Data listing
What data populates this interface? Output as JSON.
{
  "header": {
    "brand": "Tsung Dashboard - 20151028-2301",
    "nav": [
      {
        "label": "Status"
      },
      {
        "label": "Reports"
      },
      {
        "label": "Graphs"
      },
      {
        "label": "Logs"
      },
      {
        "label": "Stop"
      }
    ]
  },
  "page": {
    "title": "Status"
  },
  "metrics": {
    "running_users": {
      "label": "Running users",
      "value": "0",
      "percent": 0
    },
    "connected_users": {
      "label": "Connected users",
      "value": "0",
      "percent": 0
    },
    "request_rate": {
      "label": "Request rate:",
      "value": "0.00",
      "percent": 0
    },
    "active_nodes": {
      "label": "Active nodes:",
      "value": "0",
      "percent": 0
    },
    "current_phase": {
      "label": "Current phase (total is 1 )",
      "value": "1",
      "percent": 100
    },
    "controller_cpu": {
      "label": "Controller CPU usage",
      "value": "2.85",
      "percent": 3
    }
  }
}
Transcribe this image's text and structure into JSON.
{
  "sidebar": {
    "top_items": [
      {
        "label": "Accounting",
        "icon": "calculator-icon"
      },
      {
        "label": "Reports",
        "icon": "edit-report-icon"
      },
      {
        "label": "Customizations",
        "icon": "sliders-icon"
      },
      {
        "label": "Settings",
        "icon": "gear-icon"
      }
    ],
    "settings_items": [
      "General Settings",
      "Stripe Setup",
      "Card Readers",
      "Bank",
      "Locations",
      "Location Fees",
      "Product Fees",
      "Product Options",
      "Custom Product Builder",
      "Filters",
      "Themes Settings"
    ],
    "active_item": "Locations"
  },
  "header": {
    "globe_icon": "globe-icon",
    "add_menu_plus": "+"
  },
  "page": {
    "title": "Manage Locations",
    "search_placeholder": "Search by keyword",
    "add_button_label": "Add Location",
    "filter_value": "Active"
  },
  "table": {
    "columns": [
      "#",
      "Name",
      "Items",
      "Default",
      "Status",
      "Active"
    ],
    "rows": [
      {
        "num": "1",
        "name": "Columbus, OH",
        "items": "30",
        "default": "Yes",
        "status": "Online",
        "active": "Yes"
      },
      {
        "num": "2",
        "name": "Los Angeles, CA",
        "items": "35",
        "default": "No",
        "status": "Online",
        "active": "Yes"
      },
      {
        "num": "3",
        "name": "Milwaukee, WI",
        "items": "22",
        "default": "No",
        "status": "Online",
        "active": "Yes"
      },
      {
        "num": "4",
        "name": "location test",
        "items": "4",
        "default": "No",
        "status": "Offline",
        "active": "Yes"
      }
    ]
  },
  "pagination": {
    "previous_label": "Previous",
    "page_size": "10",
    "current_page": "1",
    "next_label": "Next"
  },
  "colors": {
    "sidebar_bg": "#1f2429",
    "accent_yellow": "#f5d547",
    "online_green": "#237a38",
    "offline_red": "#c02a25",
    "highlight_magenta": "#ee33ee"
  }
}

— Instructions to follow —
Copy each line of the listing that contains the string "Locations".

— Solution to this problem —
      "Locations",
    "active_item": "Locations"
    "title": "Manage Locations",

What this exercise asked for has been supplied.